SET EXERCISE:
Across the entries below, count the lines in which the word "right" occurs. Reply with the count alone.

EXERCISE DATA:
#####
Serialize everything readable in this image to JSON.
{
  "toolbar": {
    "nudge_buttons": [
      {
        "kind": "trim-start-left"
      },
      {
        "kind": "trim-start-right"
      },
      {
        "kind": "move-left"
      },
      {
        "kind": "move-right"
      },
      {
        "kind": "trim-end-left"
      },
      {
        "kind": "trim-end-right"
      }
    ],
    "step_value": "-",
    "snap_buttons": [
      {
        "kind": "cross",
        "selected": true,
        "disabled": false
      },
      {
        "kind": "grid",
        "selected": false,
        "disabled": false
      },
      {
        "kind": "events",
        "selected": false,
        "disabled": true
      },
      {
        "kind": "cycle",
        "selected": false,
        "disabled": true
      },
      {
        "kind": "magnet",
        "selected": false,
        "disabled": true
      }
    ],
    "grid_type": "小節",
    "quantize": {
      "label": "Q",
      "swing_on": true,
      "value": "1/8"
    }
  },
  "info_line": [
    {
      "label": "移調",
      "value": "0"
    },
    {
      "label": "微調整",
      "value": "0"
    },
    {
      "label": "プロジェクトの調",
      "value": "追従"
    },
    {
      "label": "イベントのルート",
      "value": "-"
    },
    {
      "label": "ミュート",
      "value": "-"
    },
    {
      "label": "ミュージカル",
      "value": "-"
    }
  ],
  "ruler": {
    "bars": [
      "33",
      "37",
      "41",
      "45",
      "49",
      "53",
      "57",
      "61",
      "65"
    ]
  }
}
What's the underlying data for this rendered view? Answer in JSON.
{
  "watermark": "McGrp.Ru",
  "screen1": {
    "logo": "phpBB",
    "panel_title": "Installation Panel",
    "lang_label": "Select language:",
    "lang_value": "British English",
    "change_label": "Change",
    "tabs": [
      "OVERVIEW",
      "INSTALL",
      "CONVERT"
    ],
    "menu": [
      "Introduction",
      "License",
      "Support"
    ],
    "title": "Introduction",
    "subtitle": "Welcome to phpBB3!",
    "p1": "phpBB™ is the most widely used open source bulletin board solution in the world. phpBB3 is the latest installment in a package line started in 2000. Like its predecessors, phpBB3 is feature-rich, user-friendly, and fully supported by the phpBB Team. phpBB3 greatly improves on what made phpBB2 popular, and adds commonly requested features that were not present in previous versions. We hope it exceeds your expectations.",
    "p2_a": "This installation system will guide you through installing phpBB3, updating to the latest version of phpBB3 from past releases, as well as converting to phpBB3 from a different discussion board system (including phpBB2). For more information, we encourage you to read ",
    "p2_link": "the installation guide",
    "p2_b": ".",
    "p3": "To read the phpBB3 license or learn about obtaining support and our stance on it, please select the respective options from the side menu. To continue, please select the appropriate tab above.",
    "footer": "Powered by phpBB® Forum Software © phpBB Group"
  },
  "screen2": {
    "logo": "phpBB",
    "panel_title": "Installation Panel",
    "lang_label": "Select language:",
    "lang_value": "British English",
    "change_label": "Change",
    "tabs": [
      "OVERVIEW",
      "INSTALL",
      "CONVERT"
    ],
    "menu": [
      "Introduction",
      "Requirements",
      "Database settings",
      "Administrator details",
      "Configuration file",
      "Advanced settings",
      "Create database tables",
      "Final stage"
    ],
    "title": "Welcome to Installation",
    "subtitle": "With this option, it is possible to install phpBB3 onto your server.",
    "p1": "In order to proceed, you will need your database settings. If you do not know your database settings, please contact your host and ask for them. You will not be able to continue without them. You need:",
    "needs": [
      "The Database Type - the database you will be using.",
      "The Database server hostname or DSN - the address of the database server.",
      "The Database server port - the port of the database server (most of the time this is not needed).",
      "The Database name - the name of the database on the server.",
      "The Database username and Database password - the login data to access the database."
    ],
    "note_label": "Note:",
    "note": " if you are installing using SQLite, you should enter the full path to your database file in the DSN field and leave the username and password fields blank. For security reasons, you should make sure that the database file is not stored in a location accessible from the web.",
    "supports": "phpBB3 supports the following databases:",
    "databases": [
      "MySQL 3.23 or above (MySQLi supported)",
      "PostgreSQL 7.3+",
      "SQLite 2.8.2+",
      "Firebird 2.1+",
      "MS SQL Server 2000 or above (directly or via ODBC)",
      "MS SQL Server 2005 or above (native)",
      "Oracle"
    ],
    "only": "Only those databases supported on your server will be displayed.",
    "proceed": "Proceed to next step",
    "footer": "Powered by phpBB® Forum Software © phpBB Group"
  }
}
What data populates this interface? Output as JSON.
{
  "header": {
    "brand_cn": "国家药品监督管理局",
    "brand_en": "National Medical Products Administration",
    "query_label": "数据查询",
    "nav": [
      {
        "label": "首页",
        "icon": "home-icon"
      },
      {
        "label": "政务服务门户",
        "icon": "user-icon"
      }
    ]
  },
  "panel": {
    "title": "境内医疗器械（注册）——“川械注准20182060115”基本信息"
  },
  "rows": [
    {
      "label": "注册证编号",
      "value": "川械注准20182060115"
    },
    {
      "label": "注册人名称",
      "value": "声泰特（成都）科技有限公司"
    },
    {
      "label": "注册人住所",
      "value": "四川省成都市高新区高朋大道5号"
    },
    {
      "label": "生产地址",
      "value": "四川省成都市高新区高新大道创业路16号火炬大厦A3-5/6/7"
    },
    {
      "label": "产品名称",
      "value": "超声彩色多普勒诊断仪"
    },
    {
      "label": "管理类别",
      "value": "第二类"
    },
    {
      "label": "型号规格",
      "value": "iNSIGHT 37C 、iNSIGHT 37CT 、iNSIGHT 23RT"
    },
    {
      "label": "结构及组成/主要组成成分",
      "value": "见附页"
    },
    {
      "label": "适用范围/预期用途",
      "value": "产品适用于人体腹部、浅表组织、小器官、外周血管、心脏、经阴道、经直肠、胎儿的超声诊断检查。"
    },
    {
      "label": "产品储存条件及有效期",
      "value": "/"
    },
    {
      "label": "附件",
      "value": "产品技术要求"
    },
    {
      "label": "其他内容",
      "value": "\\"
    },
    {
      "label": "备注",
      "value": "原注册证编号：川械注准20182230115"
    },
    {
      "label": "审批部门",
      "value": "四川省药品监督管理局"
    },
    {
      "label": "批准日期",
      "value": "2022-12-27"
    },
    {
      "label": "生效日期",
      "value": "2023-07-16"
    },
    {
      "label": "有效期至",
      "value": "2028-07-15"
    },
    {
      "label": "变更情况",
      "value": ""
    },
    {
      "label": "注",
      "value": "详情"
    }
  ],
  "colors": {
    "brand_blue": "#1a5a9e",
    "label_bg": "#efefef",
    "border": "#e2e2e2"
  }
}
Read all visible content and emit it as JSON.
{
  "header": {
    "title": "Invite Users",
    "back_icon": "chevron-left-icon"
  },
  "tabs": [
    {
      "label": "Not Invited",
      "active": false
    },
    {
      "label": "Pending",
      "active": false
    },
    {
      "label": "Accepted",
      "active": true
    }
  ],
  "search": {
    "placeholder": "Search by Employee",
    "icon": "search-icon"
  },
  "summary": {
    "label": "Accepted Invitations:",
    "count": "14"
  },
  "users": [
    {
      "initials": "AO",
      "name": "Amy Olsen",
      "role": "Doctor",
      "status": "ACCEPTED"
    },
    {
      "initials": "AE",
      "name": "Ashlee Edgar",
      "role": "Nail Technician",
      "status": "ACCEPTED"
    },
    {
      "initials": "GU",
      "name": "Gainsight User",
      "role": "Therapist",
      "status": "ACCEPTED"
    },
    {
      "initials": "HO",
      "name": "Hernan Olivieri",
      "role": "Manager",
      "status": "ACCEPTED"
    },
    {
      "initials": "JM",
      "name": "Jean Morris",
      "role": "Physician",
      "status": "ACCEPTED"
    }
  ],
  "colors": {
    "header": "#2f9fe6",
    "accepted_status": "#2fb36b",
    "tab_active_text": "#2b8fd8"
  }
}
#####
ANSWER TO THIS PROBLEM:
3